_THE PROBLEM:_
Go through the records underneath and write each one out again exactly.

[Saved entries]
━━━━━━

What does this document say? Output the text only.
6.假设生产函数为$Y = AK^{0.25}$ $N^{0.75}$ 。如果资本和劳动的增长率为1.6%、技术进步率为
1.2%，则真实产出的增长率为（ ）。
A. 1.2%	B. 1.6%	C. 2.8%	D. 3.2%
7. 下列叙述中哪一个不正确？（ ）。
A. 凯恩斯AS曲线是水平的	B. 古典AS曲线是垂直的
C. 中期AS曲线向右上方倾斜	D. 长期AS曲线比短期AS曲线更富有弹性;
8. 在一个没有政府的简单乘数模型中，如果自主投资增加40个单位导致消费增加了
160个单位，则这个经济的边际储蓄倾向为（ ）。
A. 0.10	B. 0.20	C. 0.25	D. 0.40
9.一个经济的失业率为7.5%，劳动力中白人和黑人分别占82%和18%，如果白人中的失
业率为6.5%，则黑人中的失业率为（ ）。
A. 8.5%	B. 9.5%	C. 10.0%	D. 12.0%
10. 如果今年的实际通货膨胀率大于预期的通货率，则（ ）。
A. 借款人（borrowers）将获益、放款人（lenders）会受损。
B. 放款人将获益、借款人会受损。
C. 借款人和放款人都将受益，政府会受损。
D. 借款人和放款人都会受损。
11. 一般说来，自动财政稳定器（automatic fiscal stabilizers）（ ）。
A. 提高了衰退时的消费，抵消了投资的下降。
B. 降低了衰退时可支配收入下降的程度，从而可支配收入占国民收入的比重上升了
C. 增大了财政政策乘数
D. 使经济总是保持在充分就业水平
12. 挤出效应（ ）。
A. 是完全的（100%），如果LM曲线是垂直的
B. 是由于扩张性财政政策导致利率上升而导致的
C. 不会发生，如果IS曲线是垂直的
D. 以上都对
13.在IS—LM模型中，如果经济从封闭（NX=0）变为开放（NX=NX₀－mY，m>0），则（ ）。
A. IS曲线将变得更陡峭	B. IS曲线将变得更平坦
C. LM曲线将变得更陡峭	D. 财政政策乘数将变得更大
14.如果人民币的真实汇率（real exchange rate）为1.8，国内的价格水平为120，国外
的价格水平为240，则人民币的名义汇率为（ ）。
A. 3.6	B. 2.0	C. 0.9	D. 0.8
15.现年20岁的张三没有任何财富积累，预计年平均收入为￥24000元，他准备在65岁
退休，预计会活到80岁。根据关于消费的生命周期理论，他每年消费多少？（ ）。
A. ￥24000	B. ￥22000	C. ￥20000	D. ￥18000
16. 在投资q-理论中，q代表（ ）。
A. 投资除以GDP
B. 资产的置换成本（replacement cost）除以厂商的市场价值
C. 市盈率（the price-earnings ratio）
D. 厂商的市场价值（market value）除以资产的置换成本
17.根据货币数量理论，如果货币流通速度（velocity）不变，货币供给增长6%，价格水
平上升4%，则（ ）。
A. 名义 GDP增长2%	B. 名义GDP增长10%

━━━━━━

_ANSWER IN FULL:_
What does this document say? Output the text only.
6.假设生产函数为$Y = AK^{0.25}$ $N^{0.75}$ 。如果资本和劳动的增长率为1.6%、技术进步率为
1.2%，则真实产出的增长率为（ ）。
A. 1.2%	B. 1.6%	C. 2.8%	D. 3.2%
7. 下列叙述中哪一个不正确？（ ）。
A. 凯恩斯AS曲线是水平的	B. 古典AS曲线是垂直的
C. 中期AS曲线向右上方倾斜	D. 长期AS曲线比短期AS曲线更富有弹性;
8. 在一个没有政府的简单乘数模型中，如果自主投资增加40个单位导致消费增加了
160个单位，则这个经济的边际储蓄倾向为（ ）。
A. 0.10	B. 0.20	C. 0.25	D. 0.40
9.一个经济的失业率为7.5%，劳动力中白人和黑人分别占82%和18%，如果白人中的失
业率为6.5%，则黑人中的失业率为（ ）。
A. 8.5%	B. 9.5%	C. 10.0%	D. 12.0%
10. 如果今年的实际通货膨胀率大于预期的通货率，则（ ）。
A. 借款人（borrowers）将获益、放款人（lenders）会受损。
B. 放款人将获益、借款人会受损。
C. 借款人和放款人都将受益，政府会受损。
D. 借款人和放款人都会受损。
11. 一般说来，自动财政稳定器（automatic fiscal stabilizers）（ ）。
A. 提高了衰退时的消费，抵消了投资的下降。
B. 降低了衰退时可支配收入下降的程度，从而可支配收入占国民收入的比重上升了
C. 增大了财政政策乘数
D. 使经济总是保持在充分就业水平
12. 挤出效应（ ）。
A. 是完全的（100%），如果LM曲线是垂直的
B. 是由于扩张性财政政策导致利率上升而导致的
C. 不会发生，如果IS曲线是垂直的
D. 以上都对
13.在IS—LM模型中，如果经济从封闭（NX=0）变为开放（NX=NX₀－mY，m>0），则（ ）。
A. IS曲线将变得更陡峭	B. IS曲线将变得更平坦
C. LM曲线将变得更陡峭	D. 财政政策乘数将变得更大
14.如果人民币的真实汇率（real exchange rate）为1.8，国内的价格水平为120，国外
的价格水平为240，则人民币的名义汇率为（ ）。
A. 3.6	B. 2.0	C. 0.9	D. 0.8
15.现年20岁的张三没有任何财富积累，预计年平均收入为￥24000元，他准备在65岁
退休，预计会活到80岁。根据关于消费的生命周期理论，他每年消费多少？（ ）。
A. ￥24000	B. ￥22000	C. ￥20000	D. ￥18000
16. 在投资q-理论中，q代表（ ）。
A. 投资除以GDP
B. 资产的置换成本（replacement cost）除以厂商的市场价值
C. 市盈率（the price-earnings ratio）
D. 厂商的市场价值（market value）除以资产的置换成本
17.根据货币数量理论，如果货币流通速度（velocity）不变，货币供给增长6%，价格水
平上升4%，则（ ）。
A. 名义 GDP增长2%	B. 名义GDP增长10%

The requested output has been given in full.